— Start of Exercise materials —

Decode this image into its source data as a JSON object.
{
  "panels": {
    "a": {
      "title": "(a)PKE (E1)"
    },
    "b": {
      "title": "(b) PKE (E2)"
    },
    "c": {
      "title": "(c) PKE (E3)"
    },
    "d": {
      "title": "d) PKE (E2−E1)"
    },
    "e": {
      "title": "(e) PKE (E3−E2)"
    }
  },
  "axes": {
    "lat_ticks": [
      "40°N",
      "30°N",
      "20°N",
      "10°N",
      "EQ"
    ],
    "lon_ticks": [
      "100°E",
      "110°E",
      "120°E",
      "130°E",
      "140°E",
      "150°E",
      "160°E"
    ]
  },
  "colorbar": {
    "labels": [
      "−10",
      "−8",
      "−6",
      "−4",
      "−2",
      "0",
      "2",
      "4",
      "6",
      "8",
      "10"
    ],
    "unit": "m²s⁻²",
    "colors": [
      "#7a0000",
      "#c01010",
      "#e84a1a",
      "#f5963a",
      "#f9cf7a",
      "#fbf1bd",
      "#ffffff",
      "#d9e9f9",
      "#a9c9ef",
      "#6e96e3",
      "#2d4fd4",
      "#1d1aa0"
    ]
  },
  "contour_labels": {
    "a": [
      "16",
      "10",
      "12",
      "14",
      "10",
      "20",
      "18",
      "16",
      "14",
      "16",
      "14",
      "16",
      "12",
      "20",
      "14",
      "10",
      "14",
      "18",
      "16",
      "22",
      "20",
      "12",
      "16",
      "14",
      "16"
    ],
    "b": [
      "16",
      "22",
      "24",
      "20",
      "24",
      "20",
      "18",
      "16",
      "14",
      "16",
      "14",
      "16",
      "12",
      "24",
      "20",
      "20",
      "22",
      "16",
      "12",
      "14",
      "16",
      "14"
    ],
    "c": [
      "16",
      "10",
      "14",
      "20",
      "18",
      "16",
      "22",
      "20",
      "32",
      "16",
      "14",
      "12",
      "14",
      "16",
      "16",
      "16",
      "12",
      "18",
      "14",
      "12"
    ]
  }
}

— End of Exercise materials —

* _Requirement_
Write out every entry again, keeping each line exactly the same.

* _Response for this exercise_
Decode this image into its source data as a JSON object.
{
  "panels": {
    "a": {
      "title": "(a)PKE (E1)"
    },
    "b": {
      "title": "(b) PKE (E2)"
    },
    "c": {
      "title": "(c) PKE (E3)"
    },
    "d": {
      "title": "d) PKE (E2−E1)"
    },
    "e": {
      "title": "(e) PKE (E3−E2)"
    }
  },
  "axes": {
    "lat_ticks": [
      "40°N",
      "30°N",
      "20°N",
      "10°N",
      "EQ"
    ],
    "lon_ticks": [
      "100°E",
      "110°E",
      "120°E",
      "130°E",
      "140°E",
      "150°E",
      "160°E"
    ]
  },
  "colorbar": {
    "labels": [
      "−10",
      "−8",
      "−6",
      "−4",
      "−2",
      "0",
      "2",
      "4",
      "6",
      "8",
      "10"
    ],
    "unit": "m²s⁻²",
    "colors": [
      "#7a0000",
      "#c01010",
      "#e84a1a",
      "#f5963a",
      "#f9cf7a",
      "#fbf1bd",
      "#ffffff",
      "#d9e9f9",
      "#a9c9ef",
      "#6e96e3",
      "#2d4fd4",
      "#1d1aa0"
    ]
  },
  "contour_labels": {
    "a": [
      "16",
      "10",
      "12",
      "14",
      "10",
      "20",
      "18",
      "16",
      "14",
      "16",
      "14",
      "16",
      "12",
      "20",
      "14",
      "10",
      "14",
      "18",
      "16",
      "22",
      "20",
      "12",
      "16",
      "14",
      "16"
    ],
    "b": [
      "16",
      "22",
      "24",
      "20",
      "24",
      "20",
      "18",
      "16",
      "14",
      "16",
      "14",
      "16",
      "12",
      "24",
      "20",
      "20",
      "22",
      "16",
      "12",
      "14",
      "16",
      "14"
    ],
    "c": [
      "16",
      "10",
      "14",
      "20",
      "18",
      "16",
      "22",
      "20",
      "32",
      "16",
      "14",
      "12",
      "14",
      "16",
      "16",
      "16",
      "12",
      "18",
      "14",
      "12"
    ]
  }
}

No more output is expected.